For the data below, work out how many lines include the string "this" and report only the number.

===== Task material =====

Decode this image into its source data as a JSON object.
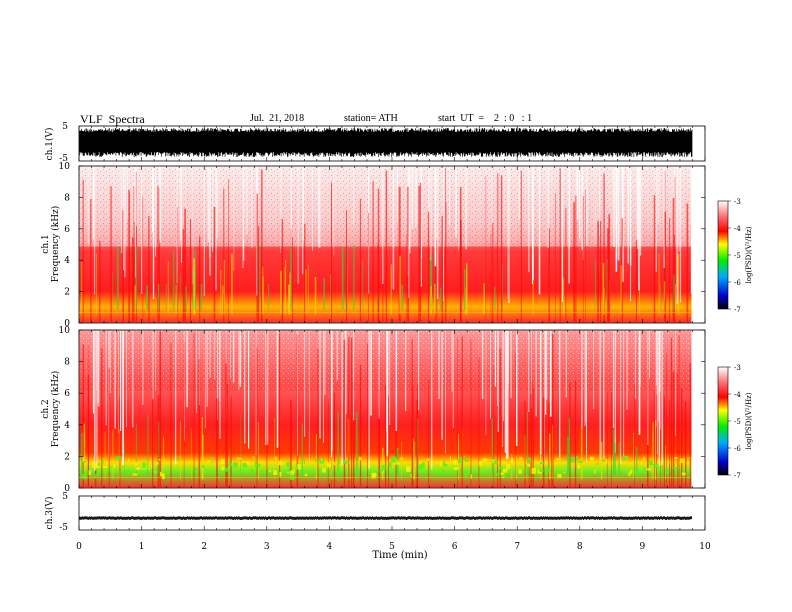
{
  "header": {
    "title": "VLF  Spectra",
    "date": "Jul.  21, 2018",
    "station": "station= ATH",
    "start": "start  UT  =    2  : 0   : 1"
  },
  "chart_data": [
    {
      "type": "line",
      "panel": "ch1-waveform",
      "ylabel": "ch.1(V)",
      "yticks": [
        "5",
        "-5"
      ],
      "ylim": [
        -5,
        5
      ],
      "xlim": [
        0,
        10
      ],
      "note_series": "dense noise waveform saturating between about -5 and 5 V over 0 to 9.8 min"
    },
    {
      "type": "heatmap",
      "panel": "ch1-spectrogram",
      "ylabel": "ch.1\nFrequency  (kHz)",
      "ylabel_line1": "ch.1",
      "ylabel_line2": "Frequency  (kHz)",
      "yticks": [
        "0",
        "2",
        "4",
        "6",
        "8",
        "10"
      ],
      "ylim": [
        0,
        10
      ],
      "xlim": [
        0,
        10
      ],
      "data_end_min": 9.8
    },
    {
      "type": "heatmap",
      "panel": "ch2-spectrogram",
      "ylabel_line1": "ch.2",
      "ylabel_line2": "Frequency  (kHz)",
      "yticks": [
        "0",
        "2",
        "4",
        "6",
        "8",
        "10"
      ],
      "ylim": [
        0,
        10
      ],
      "xlim": [
        0,
        10
      ],
      "data_end_min": 9.8
    },
    {
      "type": "line",
      "panel": "ch3-waveform",
      "ylabel": "ch.3(V)",
      "yticks": [
        "5",
        "-5"
      ],
      "ylim": [
        -5,
        5
      ],
      "xlim": [
        0,
        10
      ],
      "note_series": "near-flat trace at about -1.5 V"
    }
  ],
  "xaxis": {
    "label": "Time  (min)",
    "ticks": [
      "0",
      "1",
      "2",
      "3",
      "4",
      "5",
      "6",
      "7",
      "8",
      "9",
      "10"
    ]
  },
  "colorbar": {
    "label": "log(PSD)(V²/Hz)",
    "ticks": [
      "-3",
      "-4",
      "-5",
      "-6",
      "-7"
    ],
    "range": [
      -7,
      -3
    ],
    "colors": [
      "#000000",
      "#0000ff",
      "#00ff00",
      "#ffff00",
      "#ff0000",
      "#ffffff"
    ]
  }
}
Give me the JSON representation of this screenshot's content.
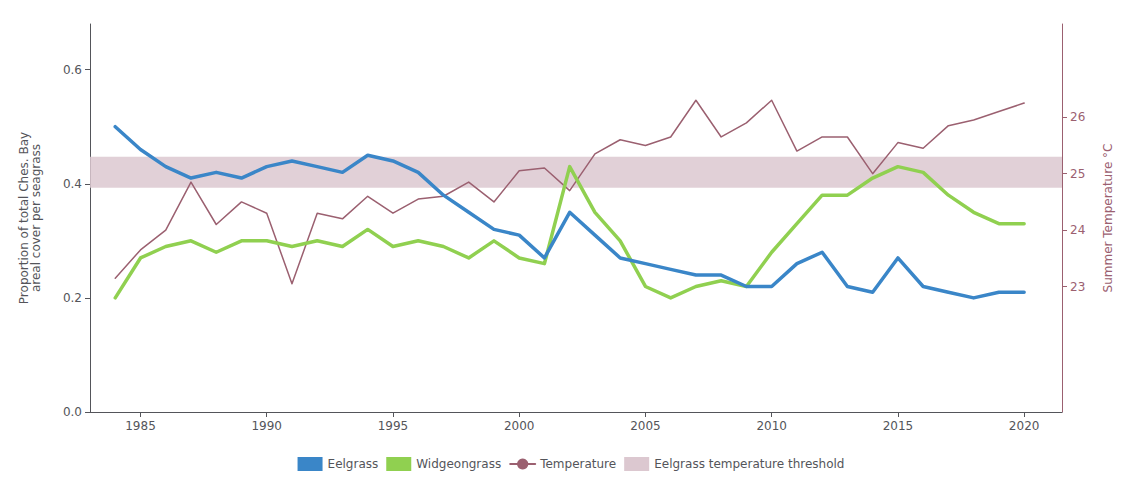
{
  "chart_data": {
    "type": "line",
    "x": [
      1984,
      1985,
      1986,
      1987,
      1988,
      1989,
      1990,
      1991,
      1992,
      1993,
      1994,
      1995,
      1996,
      1997,
      1998,
      1999,
      2000,
      2001,
      2002,
      2003,
      2004,
      2005,
      2006,
      2007,
      2008,
      2009,
      2010,
      2011,
      2012,
      2013,
      2014,
      2015,
      2016,
      2017,
      2018,
      2019,
      2020
    ],
    "series": [
      {
        "name": "Eelgrass",
        "color": "#3a86c8",
        "values": [
          0.5,
          0.46,
          0.43,
          0.41,
          0.42,
          0.41,
          0.43,
          0.44,
          0.43,
          0.42,
          0.45,
          0.44,
          0.42,
          0.38,
          0.35,
          0.32,
          0.31,
          0.27,
          0.35,
          0.31,
          0.27,
          0.26,
          0.25,
          0.24,
          0.24,
          0.22,
          0.22,
          0.26,
          0.28,
          0.22,
          0.21,
          0.27,
          0.22,
          0.21,
          0.2,
          0.21,
          0.21
        ]
      },
      {
        "name": "Widgeongrass",
        "color": "#90d050",
        "values": [
          0.2,
          0.27,
          0.29,
          0.3,
          0.28,
          0.3,
          0.3,
          0.29,
          0.3,
          0.29,
          0.32,
          0.29,
          0.3,
          0.29,
          0.27,
          0.3,
          0.27,
          0.26,
          0.43,
          0.35,
          0.3,
          0.22,
          0.2,
          0.22,
          0.23,
          0.22,
          0.28,
          0.33,
          0.38,
          0.38,
          0.41,
          0.43,
          0.42,
          0.38,
          0.35,
          0.33,
          0.33
        ]
      },
      {
        "name": "Temperature",
        "color": "#9b6070",
        "axis": "y2",
        "values": [
          23.15,
          23.65,
          24.0,
          24.85,
          24.1,
          24.5,
          24.3,
          23.05,
          24.3,
          24.2,
          24.6,
          24.3,
          24.55,
          24.6,
          24.85,
          24.5,
          25.05,
          25.1,
          24.7,
          25.35,
          25.6,
          25.5,
          25.65,
          26.3,
          25.65,
          25.9,
          26.3,
          25.4,
          25.65,
          25.65,
          25.0,
          25.55,
          25.45,
          25.85,
          25.95,
          26.1,
          26.25
        ]
      }
    ],
    "bands": [
      {
        "name": "Eelgrass temperature threshold",
        "color": "#dcc8d0",
        "axis": "y2",
        "low": 24.75,
        "high": 25.3
      }
    ],
    "ylabel": "Proportion of total Ches. Bay\nareal cover per seagrass",
    "y2label": "Summer Temperature °C",
    "xlim": [
      1983.0,
      2021.5
    ],
    "xticks": [
      1985,
      1990,
      1995,
      2000,
      2005,
      2010,
      2015,
      2020
    ],
    "ylim": [
      0.0,
      0.68
    ],
    "yticks": [
      {
        "value": 0,
        "label": "0.0"
      },
      0.2,
      0.4,
      0.6
    ],
    "y2lim": [
      20.78,
      27.65
    ],
    "y2ticks": [
      23,
      24,
      25,
      26
    ],
    "grid": false,
    "legend": "bottom"
  }
}
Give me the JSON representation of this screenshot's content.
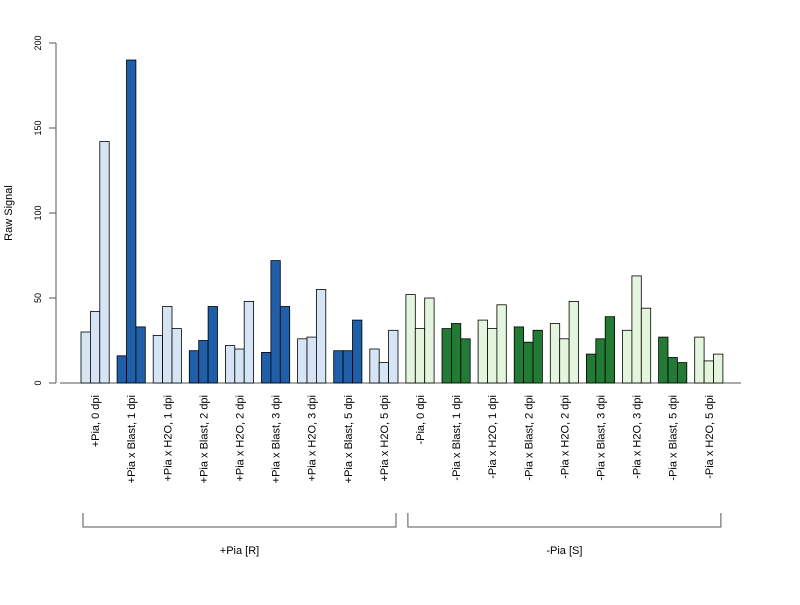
{
  "chart_data": {
    "type": "bar",
    "ylabel": "Raw Signal",
    "ylim": [
      0,
      200
    ],
    "yticks": [
      0,
      50,
      100,
      150,
      200
    ],
    "grid": false,
    "legend": "none",
    "colors": {
      "light_blue": "#d6e5f5",
      "dark_blue": "#1f5ea8",
      "light_green": "#e3f5dc",
      "dark_green": "#237a34",
      "outline": "#000000",
      "axis": "#555555"
    },
    "categories": [
      {
        "label": "+Pia, 0 dpi",
        "values": [
          30,
          42,
          142
        ],
        "color": "#d6e5f5"
      },
      {
        "label": "+Pia x Blast, 1 dpi",
        "values": [
          16,
          190,
          33
        ],
        "color": "#1f5ea8"
      },
      {
        "label": "+Pia x H2O, 1 dpi",
        "values": [
          28,
          45,
          32
        ],
        "color": "#d6e5f5"
      },
      {
        "label": "+Pia x Blast, 2 dpi",
        "values": [
          19,
          25,
          45
        ],
        "color": "#1f5ea8"
      },
      {
        "label": "+Pia x H2O, 2 dpi",
        "values": [
          22,
          20,
          48
        ],
        "color": "#d6e5f5"
      },
      {
        "label": "+Pia x Blast, 3 dpi",
        "values": [
          18,
          72,
          45
        ],
        "color": "#1f5ea8"
      },
      {
        "label": "+Pia x H2O, 3 dpi",
        "values": [
          26,
          27,
          55
        ],
        "color": "#d6e5f5"
      },
      {
        "label": "+Pia x Blast, 5 dpi",
        "values": [
          19,
          19,
          37
        ],
        "color": "#1f5ea8"
      },
      {
        "label": "+Pia x H2O, 5 dpi",
        "values": [
          20,
          12,
          31
        ],
        "color": "#d6e5f5"
      },
      {
        "label": "-Pia, 0 dpi",
        "values": [
          52,
          32,
          50
        ],
        "color": "#e3f5dc"
      },
      {
        "label": "-Pia x Blast, 1 dpi",
        "values": [
          32,
          35,
          26
        ],
        "color": "#237a34"
      },
      {
        "label": "-Pia x H2O, 1 dpi",
        "values": [
          37,
          32,
          46
        ],
        "color": "#e3f5dc"
      },
      {
        "label": "-Pia x Blast, 2 dpi",
        "values": [
          33,
          24,
          31
        ],
        "color": "#237a34"
      },
      {
        "label": "-Pia x H2O, 2 dpi",
        "values": [
          35,
          26,
          48
        ],
        "color": "#e3f5dc"
      },
      {
        "label": "-Pia x Blast, 3 dpi",
        "values": [
          17,
          26,
          39
        ],
        "color": "#237a34"
      },
      {
        "label": "-Pia x H2O, 3 dpi",
        "values": [
          31,
          63,
          44
        ],
        "color": "#e3f5dc"
      },
      {
        "label": "-Pia x Blast, 5 dpi",
        "values": [
          27,
          15,
          12
        ],
        "color": "#237a34"
      },
      {
        "label": "-Pia x H2O, 5 dpi",
        "values": [
          27,
          13,
          17
        ],
        "color": "#e3f5dc"
      }
    ],
    "groups": [
      {
        "label": "+Pia [R]",
        "from": 0,
        "to": 8
      },
      {
        "label": "-Pia [S]",
        "from": 9,
        "to": 17
      }
    ]
  }
}
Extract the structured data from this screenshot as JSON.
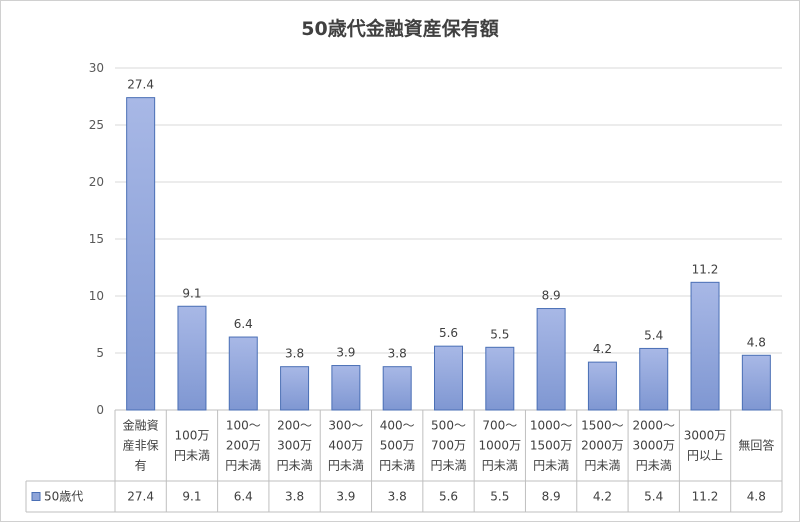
{
  "chart_data": {
    "type": "bar",
    "title": "50歳代金融資産保有額",
    "categories": [
      [
        "金融資",
        "産非保",
        "有"
      ],
      [
        "100万",
        "円未満"
      ],
      [
        "100～",
        "200万",
        "円未満"
      ],
      [
        "200～",
        "300万",
        "円未満"
      ],
      [
        "300～",
        "400万",
        "円未満"
      ],
      [
        "400～",
        "500万",
        "円未満"
      ],
      [
        "500～",
        "700万",
        "円未満"
      ],
      [
        "700～",
        "1000万",
        "円未満"
      ],
      [
        "1000～",
        "1500万",
        "円未満"
      ],
      [
        "1500～",
        "2000万",
        "円未満"
      ],
      [
        "2000～",
        "3000万",
        "円未満"
      ],
      [
        "3000万",
        "円以上"
      ],
      [
        "無回答"
      ]
    ],
    "series": [
      {
        "name": "50歳代",
        "values": [
          27.4,
          9.1,
          6.4,
          3.8,
          3.9,
          3.8,
          5.6,
          5.5,
          8.9,
          4.2,
          5.4,
          11.2,
          4.8
        ],
        "labels": [
          "27.4",
          "9.1",
          "6.4",
          "3.8",
          "3.9",
          "3.8",
          "5.6",
          "5.5",
          "8.9",
          "4.2",
          "5.4",
          "11.2",
          "4.8"
        ]
      }
    ],
    "ylim": [
      0,
      30
    ],
    "yticks": [
      0,
      5,
      10,
      15,
      20,
      25,
      30
    ],
    "grid": true,
    "data_table": true,
    "bar_color": "#8ea4d8",
    "bar_border": "#4a6fb5"
  }
}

=====

Full output: 4